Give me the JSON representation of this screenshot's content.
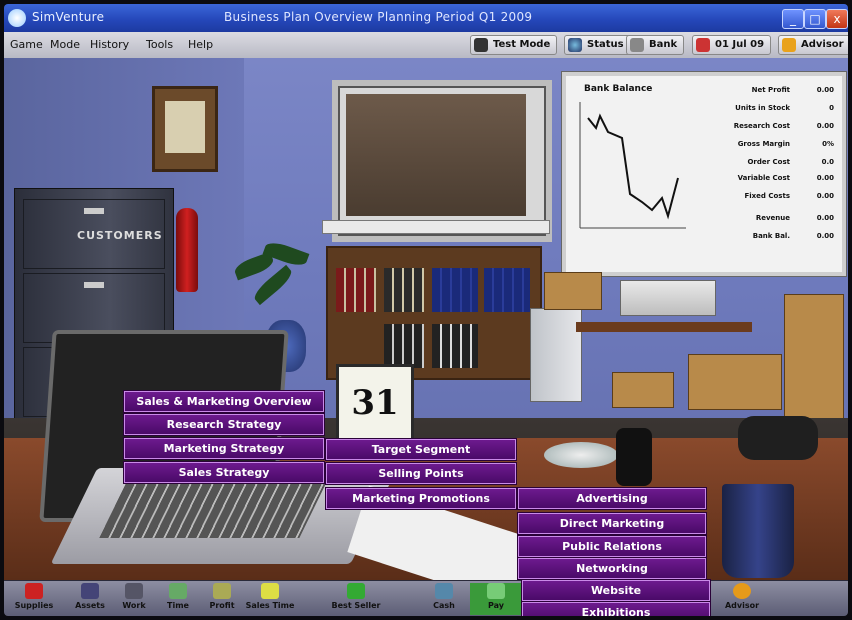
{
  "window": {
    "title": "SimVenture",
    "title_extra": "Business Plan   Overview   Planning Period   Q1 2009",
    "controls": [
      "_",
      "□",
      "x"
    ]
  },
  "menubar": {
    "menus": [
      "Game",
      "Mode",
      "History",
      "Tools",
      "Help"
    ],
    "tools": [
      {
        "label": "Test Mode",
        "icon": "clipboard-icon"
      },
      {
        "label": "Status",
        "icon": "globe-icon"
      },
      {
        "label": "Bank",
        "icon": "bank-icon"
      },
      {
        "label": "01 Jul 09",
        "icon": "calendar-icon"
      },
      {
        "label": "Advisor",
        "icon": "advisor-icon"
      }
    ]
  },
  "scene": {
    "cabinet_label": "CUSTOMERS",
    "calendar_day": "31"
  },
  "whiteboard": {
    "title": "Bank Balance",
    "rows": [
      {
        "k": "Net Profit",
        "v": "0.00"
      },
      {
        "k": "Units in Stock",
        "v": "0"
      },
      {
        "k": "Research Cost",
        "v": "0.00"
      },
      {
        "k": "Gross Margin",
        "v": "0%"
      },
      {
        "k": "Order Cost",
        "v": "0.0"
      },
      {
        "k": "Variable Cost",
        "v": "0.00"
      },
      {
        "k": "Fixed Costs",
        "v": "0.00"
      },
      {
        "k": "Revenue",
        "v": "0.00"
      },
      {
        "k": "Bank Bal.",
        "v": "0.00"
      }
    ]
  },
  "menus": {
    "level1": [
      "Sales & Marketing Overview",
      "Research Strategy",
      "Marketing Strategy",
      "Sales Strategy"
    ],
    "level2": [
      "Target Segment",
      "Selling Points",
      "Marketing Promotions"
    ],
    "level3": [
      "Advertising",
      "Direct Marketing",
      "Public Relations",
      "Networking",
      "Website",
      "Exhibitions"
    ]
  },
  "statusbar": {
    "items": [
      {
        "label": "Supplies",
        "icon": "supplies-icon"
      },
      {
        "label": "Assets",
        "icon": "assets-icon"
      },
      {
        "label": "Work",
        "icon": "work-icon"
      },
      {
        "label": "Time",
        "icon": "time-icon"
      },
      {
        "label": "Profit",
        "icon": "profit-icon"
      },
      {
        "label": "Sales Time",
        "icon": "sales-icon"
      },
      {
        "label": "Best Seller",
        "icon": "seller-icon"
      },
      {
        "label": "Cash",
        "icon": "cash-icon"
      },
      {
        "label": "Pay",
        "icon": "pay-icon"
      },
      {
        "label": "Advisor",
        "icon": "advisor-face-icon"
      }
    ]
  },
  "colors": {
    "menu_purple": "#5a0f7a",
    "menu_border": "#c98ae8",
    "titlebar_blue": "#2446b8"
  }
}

==

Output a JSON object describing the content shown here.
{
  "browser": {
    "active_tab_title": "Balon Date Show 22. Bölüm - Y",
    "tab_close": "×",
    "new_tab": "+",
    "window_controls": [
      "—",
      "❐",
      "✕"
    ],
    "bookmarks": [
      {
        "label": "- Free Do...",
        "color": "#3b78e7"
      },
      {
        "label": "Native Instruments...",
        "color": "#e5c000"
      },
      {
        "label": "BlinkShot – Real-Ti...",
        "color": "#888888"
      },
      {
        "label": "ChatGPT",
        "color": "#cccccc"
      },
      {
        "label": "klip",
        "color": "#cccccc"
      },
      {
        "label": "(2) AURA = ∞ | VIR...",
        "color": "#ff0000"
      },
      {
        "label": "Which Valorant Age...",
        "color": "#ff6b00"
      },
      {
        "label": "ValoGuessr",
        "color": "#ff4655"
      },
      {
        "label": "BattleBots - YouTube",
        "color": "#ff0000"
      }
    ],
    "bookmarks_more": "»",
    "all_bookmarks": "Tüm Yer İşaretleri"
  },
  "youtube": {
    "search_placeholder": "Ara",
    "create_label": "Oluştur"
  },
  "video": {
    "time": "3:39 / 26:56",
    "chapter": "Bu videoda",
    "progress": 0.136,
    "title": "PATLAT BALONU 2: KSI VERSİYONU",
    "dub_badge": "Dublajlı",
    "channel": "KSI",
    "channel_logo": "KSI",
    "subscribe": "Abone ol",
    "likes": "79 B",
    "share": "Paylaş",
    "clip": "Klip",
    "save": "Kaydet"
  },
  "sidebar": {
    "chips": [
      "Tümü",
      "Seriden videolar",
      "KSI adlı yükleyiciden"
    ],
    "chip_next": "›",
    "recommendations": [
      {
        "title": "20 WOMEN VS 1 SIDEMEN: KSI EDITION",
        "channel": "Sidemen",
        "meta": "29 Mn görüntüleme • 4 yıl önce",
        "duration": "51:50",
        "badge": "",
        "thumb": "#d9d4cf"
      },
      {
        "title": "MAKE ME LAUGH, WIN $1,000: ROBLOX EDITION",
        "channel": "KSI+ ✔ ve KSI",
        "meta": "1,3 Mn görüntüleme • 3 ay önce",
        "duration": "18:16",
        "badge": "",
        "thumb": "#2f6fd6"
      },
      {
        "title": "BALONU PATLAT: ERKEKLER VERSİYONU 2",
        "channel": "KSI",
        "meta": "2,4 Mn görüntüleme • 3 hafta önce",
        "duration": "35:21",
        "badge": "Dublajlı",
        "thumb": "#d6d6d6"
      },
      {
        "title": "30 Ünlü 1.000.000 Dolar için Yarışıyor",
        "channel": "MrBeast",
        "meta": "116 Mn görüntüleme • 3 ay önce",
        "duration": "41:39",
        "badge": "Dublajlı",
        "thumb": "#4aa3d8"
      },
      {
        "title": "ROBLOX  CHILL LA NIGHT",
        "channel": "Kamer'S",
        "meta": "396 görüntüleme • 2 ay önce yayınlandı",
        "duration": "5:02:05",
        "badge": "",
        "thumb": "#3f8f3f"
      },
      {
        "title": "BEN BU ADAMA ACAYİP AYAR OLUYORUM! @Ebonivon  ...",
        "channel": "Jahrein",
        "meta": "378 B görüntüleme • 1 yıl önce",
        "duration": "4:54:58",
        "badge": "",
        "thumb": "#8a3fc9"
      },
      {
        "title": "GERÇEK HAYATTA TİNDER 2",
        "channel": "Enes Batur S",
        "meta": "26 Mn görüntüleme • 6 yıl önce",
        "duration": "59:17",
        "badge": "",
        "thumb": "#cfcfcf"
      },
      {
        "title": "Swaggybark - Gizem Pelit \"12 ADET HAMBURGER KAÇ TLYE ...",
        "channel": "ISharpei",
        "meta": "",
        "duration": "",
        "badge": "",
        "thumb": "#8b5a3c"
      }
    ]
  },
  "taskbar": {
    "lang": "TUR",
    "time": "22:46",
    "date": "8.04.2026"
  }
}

--

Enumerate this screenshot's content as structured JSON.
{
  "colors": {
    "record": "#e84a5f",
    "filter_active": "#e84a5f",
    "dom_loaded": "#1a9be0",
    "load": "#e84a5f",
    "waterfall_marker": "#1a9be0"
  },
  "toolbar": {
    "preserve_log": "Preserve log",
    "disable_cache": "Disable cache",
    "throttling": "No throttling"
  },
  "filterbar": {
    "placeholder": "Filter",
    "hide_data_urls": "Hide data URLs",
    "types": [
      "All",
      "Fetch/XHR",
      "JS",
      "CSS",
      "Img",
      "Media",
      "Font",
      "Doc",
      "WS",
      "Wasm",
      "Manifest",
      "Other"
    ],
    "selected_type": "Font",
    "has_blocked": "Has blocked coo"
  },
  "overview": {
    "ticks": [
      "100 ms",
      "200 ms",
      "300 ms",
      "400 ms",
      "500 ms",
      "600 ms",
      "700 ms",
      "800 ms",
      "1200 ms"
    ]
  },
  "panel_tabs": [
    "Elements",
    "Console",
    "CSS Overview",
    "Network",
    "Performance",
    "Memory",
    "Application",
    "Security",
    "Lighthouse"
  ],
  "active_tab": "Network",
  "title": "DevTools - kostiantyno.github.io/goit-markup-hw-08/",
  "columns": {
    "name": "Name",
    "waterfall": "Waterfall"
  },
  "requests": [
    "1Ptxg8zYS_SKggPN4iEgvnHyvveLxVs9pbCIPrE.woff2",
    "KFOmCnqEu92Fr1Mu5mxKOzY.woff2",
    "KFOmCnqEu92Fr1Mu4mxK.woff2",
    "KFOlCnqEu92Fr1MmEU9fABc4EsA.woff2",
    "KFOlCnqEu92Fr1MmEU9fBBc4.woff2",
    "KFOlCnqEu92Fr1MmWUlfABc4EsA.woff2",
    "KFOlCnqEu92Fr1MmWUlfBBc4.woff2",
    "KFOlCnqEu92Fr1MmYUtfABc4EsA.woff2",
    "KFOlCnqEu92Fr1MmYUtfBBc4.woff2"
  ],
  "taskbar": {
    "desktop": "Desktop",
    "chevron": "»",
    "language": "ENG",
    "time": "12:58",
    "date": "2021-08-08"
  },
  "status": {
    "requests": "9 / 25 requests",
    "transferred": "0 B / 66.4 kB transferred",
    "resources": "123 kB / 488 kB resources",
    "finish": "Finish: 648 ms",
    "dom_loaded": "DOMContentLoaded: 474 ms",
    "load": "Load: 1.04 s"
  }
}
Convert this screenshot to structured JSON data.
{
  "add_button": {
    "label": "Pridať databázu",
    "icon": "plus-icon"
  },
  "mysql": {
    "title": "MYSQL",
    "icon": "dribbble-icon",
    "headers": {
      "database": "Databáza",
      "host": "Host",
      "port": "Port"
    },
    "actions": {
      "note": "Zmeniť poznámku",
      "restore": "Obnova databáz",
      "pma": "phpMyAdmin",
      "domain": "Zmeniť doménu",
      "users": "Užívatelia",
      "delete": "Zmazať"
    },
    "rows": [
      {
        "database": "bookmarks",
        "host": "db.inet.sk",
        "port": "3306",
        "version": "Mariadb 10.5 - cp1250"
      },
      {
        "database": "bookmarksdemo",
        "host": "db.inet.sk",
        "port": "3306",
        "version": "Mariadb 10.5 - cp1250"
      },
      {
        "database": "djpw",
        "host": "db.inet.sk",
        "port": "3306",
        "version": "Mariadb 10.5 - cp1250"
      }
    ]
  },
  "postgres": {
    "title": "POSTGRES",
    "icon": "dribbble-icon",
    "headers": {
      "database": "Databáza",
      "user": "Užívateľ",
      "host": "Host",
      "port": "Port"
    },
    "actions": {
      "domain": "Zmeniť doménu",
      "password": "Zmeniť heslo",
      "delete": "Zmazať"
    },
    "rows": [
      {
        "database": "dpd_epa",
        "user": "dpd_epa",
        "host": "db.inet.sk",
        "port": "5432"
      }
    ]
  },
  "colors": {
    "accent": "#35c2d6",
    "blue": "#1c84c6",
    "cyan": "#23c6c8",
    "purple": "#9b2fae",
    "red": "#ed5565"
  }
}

#### What the task requires
Look through the lines above and collect those with the word "VERSİYONU".

#### Solution below
    "title": "PATLAT BALONU 2: KSI VERSİYONU",
        "title": "BALONU PATLAT: ERKEKLER VERSİYONU 2",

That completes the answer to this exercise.